Un jour, deux personnes vous proposent un tour du monde : la première pour une somme relativement importante et parfaitement conforme aux tarifs en vigueur, la seconde pour un prix dérisoire incluant pourtant le même itinéraire. Dans le premier cas, vous êtes réellement participants, vous prenez l’avion, le bateau, vous marchez et peinez sous le poids d’un sac à dos, mais vous goûtez moult expériences enrichissantes. Dans le second cas, votre participation ne demande aucun effort : vous vous affalez dans un fauteuil et gardez les yeux rivés à un écran de cinéma. Peut-être voyez-vous de beaux paysages et visitez-vous de magnifiques monuments, mais il n’y a de votre part aucune participation, aucune expérience réelle, aucune joie d’avoir vaincu par l’effort. Tout cela est très beau, mais ce n’est pas réel, ce n’est pas vrai ! Vous ne pourrez jamais dire sans mentir : « J’ai fait le tour de monde ! »

Il en est de même pour nombre de messages de l’au-delà qui peuvent n’être que séduction et illusion. En revanche, la certitude intérieure que vos disparus sont vivants et la communion intime qu’ils peuvent établir avec vous dans l’amour depuis l’Église du Ciel ne peut être illusoire. Lorsqu’il est question de la force de l’amour et de l’échange entre les cœurs, cela ne saurait se cantonner à des pratiques ou à des techniques ! Oui, vos aimés vous parlent et vous supplient de vous rapprocher de Dieu ! Par une sincère et radicale réforme intérieure et en développant votre esprit de sacrifice, votre spiritualité grandira et votre amour sera plus fort et plus vrai : se dépouillant de sa mièvrerie et de son égoïsme, il revêtira les couleurs de l’Éternité et, déjà, vous goûterez, dans le Christ, aux délices de la Communion des Saints, prélude aux ultimes retrouvailles !

Les véritables « messages » du Ciel ne peuvent être communiqués qu’aux êtres choisis par Dieu pour leur pureté de cœur et d’âme. Ceux que Dieu choisit parmi les païens se convertissent. Ceux que Dieu choisit parmi les chrétiens voient leur foi grandir et leur âme croître en sainteté et en sagesse : ils se détournent avec prudence et détermination des fausses révélations et la fausse mystique et, Dieu inspirant leur cœur, ils proclament la fidélité à l’Église et la pratique des Sacrements comme les conditions essentielles du Salut Éternel. Ils savent la grandeur de la Miséricorde Divine et encouragent leurs frères à faire grandir dans leur cœur l’amour qu’ils ressentent pour Dieu et pour leurs aimés de l’Autre Monde, qui partagent dans une vraie tendresse toutes leurs joies et toutes leurs peines… Ils savent aussi qu’en offrant pour eux des sacrifices au Seigneur, de l’Église Souffrante, où ils peuvent encore se trouver, ils passent plus aisément dans l’Église Triomphante, celle du Ciel.

- _À faire_
1 - Recopiez mot pour mot le passage du texte étudié allant de « Il en est de » à « aux ultimes retrouvailles ! ».
2 - Relevez dans le texte étudié tous les groupes de mots introduits par « aucun » ou « aucune ».

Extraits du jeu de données
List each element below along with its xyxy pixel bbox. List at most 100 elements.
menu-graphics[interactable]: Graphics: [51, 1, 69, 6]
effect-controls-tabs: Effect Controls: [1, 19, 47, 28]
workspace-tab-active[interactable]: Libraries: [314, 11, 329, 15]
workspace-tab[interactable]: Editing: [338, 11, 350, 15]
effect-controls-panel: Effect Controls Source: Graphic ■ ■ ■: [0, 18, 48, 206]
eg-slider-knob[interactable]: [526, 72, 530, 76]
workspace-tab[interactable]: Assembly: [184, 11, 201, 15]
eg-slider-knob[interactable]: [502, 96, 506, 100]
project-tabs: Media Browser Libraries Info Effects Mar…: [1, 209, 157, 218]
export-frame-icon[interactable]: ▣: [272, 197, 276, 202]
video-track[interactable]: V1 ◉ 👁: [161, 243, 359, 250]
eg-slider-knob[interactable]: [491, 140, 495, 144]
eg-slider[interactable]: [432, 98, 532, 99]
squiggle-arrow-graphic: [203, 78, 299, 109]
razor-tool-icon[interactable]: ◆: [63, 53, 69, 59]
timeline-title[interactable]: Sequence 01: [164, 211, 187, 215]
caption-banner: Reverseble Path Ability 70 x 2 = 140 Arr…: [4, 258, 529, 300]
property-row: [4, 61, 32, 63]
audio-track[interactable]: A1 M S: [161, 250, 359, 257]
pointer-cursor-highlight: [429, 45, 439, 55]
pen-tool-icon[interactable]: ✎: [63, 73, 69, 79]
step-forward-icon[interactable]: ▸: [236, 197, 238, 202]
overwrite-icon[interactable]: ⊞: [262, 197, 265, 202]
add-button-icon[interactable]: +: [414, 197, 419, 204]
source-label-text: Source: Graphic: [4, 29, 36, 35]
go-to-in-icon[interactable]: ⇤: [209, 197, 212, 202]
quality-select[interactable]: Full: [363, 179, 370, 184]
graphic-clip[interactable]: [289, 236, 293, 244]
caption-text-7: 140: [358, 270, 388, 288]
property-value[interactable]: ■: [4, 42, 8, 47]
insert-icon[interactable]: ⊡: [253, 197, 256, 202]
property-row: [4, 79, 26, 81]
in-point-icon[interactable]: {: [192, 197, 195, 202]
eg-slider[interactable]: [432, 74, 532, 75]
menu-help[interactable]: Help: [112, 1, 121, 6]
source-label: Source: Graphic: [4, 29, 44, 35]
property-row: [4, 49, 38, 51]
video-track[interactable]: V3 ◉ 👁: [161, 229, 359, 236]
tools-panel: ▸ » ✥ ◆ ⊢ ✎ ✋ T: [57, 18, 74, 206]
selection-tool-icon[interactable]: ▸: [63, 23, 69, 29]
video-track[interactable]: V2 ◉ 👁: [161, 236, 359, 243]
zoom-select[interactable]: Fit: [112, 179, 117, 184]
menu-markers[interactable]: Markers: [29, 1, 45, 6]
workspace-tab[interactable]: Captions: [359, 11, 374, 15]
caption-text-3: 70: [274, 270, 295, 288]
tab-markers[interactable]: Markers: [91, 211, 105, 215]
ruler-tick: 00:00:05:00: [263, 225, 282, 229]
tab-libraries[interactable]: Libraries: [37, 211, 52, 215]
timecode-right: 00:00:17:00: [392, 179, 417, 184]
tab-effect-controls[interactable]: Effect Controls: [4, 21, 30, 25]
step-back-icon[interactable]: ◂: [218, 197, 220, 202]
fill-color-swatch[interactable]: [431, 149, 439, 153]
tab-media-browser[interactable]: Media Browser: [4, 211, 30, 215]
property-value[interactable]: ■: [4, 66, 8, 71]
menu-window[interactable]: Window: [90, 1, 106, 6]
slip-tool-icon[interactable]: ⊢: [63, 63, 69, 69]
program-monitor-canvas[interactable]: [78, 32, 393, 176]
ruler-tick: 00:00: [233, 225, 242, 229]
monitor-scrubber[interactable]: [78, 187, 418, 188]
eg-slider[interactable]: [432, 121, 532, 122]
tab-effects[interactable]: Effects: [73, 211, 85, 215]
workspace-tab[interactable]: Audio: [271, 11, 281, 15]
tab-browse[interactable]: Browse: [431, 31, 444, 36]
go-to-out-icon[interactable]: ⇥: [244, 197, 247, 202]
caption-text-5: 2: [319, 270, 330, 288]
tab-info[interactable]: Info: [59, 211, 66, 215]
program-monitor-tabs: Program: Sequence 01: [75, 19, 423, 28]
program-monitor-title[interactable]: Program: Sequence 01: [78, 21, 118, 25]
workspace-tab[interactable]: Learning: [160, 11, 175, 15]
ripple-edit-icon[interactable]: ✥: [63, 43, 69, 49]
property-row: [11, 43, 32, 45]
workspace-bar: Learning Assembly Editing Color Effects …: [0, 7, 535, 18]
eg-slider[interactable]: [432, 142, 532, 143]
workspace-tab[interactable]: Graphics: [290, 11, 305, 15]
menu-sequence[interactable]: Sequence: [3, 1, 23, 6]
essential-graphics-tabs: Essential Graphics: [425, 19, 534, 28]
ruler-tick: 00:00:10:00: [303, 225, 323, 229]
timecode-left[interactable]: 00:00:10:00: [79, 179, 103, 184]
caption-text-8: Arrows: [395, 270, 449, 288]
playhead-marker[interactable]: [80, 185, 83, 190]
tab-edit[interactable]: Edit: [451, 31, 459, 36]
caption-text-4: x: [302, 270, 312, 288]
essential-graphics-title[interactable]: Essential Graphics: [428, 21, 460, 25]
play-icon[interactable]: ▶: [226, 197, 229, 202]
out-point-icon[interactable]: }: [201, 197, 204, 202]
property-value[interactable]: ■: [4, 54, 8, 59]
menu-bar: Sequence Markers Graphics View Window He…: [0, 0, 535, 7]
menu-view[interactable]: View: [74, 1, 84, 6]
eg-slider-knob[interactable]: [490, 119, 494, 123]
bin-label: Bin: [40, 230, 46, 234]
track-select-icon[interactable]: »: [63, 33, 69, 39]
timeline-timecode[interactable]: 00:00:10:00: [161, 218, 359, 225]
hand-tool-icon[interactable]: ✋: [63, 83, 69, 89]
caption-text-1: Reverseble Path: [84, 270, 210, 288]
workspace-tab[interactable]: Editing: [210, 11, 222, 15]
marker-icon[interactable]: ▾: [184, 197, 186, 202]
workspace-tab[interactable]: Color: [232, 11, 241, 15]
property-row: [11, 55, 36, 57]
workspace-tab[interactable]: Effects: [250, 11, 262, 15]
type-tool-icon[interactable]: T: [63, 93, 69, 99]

- _Corrigé_
1 -
Il en est de même pour nombre de messages de l’au-delà qui peuvent n’être que séduction et illusion. En revanche, la certitude intérieure que vos disparus sont vivants et la communion intime qu’ils peuvent établir avec vous dans l’amour depuis l’Église du Ciel ne peut être illusoire. Lorsqu’il est question de la force de l’amour et de l’échange entre les cœurs, cela ne saurait se cantonner à des pratiques ou à des techniques ! Oui, vos aimés vous parlent et vous supplient de vous rapprocher de Dieu ! Par une sincère et radicale réforme intérieure et en développant votre esprit de sacrifice, votre spiritualité grandira et votre amour sera plus fort et plus vrai : se dépouillant de sa mièvrerie et de son égoïsme, il revêtira les couleurs de l’Éternité et, déjà, vous goûterez, dans le Christ, aux délices de la Communion des Saints, prélude aux ultimes retrouvailles !

2 -
- aucun effort
- aucune participation
- aucune expérience réelle
- aucune joie d'avoir vaincu par l'effort